These dogs also often grow sensitive to allergenic ingredients in the food, typically grains and other carbohydrates.
NutriScan test results can often identify the specific ingredient(s) in your dog's food that are causing a problem, which makes it much easier to customize a novel diet to successfully resolve the issue.
Introducing a Novel Diet
When your dog is having an allergic reaction to some aspect of his diet, his body needs a break from the food he's been eating. This gives the immune system an opportunity to settle down, which usually results in a reduction in symptoms.
After determining your dog's food sensitivities with a NutriScan test, the next step is to introduce a novel diet to start the healing process. Traditional veterinarians sometimes call these diets "hypoallergenic," but there's really no true hypoallergenic diet, because any animal can react to any food at any time.
Introducing a novel diet involves transitioning your dog to a different food containing ingredients his body isn't familiar with. For example, if he's been eating beef- and rice-based food for a few years, we would slowly transition him to, say, rabbit- and potato-based food.
It's very important that both the primary protein and carbohydrate sources be identified in your pet's current food so we can select a different food without those ingredients. In my experience with novel diets, switching just the main protein or carb isn't as effective as switching both.
In addition to switching the protein and carb sources, it's important to also reduce or eliminate grains and filler ingredients that often play a role in allergic reactions and inflammatory conditions.

> **Listed records**:
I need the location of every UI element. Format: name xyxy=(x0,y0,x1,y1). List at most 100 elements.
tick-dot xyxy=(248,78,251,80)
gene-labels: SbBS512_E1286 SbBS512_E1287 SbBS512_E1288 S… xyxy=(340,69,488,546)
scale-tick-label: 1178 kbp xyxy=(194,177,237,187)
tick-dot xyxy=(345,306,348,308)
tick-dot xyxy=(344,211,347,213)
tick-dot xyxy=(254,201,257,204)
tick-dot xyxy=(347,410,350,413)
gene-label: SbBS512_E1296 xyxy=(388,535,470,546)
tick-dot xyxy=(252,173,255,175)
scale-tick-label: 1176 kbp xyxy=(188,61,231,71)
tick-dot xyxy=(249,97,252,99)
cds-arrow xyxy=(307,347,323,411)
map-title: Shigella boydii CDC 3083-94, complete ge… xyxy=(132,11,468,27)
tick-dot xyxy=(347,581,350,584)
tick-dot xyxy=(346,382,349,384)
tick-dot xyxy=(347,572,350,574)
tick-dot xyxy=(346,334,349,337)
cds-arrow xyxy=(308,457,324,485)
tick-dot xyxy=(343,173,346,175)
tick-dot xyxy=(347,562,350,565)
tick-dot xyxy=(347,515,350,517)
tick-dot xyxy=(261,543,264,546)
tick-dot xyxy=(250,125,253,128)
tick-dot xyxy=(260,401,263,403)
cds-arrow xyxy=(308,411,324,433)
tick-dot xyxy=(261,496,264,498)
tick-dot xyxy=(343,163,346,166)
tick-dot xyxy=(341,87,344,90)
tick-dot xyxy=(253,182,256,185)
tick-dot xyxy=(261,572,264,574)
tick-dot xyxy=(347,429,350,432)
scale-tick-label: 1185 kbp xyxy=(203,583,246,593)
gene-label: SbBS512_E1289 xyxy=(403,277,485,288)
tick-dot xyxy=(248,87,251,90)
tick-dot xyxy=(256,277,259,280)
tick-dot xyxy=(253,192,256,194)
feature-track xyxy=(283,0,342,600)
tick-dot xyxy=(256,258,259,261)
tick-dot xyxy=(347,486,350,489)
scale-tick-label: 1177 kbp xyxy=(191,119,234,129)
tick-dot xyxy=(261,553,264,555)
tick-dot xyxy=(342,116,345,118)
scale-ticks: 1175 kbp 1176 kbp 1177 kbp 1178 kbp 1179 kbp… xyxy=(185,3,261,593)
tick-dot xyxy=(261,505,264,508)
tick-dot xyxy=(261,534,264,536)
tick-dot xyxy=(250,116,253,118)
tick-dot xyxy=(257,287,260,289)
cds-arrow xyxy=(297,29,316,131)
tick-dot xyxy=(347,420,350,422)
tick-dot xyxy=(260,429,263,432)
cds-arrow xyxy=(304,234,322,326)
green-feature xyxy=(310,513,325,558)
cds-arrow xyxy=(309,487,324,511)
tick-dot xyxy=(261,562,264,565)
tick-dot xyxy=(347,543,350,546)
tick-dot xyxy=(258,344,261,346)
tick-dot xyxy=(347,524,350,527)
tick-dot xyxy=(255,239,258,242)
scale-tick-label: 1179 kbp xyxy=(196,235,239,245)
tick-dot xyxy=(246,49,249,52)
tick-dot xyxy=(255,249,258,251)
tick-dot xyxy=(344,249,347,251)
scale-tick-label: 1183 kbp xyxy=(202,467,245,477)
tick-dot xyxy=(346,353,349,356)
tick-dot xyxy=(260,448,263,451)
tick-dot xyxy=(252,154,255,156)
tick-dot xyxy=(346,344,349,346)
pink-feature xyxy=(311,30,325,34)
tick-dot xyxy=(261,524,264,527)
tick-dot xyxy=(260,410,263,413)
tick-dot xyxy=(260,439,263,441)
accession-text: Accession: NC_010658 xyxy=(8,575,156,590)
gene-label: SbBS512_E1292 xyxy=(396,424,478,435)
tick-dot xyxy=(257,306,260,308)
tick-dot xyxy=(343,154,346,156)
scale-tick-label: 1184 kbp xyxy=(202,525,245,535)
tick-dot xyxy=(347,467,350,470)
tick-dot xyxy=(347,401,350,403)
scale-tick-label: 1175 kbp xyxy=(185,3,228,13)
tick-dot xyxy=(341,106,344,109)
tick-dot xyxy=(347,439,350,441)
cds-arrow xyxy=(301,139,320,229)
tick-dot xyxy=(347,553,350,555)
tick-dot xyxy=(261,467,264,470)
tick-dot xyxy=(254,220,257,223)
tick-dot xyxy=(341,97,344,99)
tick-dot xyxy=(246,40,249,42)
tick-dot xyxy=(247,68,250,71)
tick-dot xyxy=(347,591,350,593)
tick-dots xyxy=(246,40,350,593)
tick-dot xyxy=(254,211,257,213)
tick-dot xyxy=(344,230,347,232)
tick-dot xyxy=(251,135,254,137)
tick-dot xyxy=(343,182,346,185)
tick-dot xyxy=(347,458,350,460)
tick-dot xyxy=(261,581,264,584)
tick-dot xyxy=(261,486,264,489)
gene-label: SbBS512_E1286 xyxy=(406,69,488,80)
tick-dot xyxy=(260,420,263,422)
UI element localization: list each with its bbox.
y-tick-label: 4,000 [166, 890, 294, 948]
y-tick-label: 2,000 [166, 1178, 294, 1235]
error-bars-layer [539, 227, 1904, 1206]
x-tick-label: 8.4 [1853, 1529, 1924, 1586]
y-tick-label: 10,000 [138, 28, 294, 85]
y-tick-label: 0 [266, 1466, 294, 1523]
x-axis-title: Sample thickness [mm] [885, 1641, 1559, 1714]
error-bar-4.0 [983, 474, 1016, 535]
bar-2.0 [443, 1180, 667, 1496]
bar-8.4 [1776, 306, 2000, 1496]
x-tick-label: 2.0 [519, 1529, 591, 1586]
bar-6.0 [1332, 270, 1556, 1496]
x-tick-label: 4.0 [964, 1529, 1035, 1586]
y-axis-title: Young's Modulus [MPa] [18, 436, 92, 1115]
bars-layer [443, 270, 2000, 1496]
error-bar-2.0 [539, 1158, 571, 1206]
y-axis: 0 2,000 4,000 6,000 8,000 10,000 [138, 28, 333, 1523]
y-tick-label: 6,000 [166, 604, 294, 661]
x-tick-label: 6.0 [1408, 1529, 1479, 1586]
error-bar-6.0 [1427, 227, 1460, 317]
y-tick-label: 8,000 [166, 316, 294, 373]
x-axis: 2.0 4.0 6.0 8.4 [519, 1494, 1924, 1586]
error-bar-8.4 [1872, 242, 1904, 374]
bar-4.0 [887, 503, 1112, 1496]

> **What you will do**:
Can you set down the whole text on novel diets for dogs with food sensitivities, word for word? The records have nothing to do with the text about novel diets for dogs.

> **Answer to the exercise**:
These dogs also often grow sensitive to allergenic ingredients in the food, typically grains and other carbohydrates.
NutriScan test results can often identify the specific ingredient(s) in your dog's food that are causing a problem, which makes it much easier to customize a novel diet to successfully resolve the issue.
Introducing a Novel Diet
When your dog is having an allergic reaction to some aspect of his diet, his body needs a break from the food he's been eating. This gives the immune system an opportunity to settle down, which usually results in a reduction in symptoms.
After determining your dog's food sensitivities with a NutriScan test, the next step is to introduce a novel diet to start the healing process. Traditional veterinarians sometimes call these diets "hypoallergenic," but there's really no true hypoallergenic diet, because any animal can react to any food at any time.
Introducing a novel diet involves transitioning your dog to a different food containing ingredients his body isn't familiar with. For example, if he's been eating beef- and rice-based food for a few years, we would slowly transition him to, say, rabbit- and potato-based food.
It's very important that both the primary protein and carbohydrate sources be identified in your pet's current food so we can select a different food without those ingredients. In my experience with novel diets, switching just the main protein or carb isn't as effective as switching both.
In addition to switching the protein and carb sources, it's important to also reduce or eliminate grains and filler ingredients that often play a role in allergic reactions and inflammatory conditions.